*Task objective:* Return every line below in which "Nguyễn" appears.

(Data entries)
↓↓↓

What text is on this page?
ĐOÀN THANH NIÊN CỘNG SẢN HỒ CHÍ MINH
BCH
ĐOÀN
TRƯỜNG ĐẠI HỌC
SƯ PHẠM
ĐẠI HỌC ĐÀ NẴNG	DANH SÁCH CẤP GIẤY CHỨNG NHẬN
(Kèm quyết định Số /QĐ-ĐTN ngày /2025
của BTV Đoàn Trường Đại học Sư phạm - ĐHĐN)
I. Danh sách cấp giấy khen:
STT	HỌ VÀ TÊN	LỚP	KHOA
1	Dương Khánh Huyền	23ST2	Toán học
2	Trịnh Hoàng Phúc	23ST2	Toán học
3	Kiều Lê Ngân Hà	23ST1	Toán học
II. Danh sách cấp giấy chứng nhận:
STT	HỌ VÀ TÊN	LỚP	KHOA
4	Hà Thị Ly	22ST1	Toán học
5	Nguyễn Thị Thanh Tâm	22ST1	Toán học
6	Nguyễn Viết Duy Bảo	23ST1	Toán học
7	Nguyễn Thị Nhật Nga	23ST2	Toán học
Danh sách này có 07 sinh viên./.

↑↑↑

*Written response:*
5	Nguyễn Thị Thanh Tâm	22ST1	Toán học
6	Nguyễn Viết Duy Bảo	23ST1	Toán học
7	Nguyễn Thị Nhật Nga	23ST2	Toán học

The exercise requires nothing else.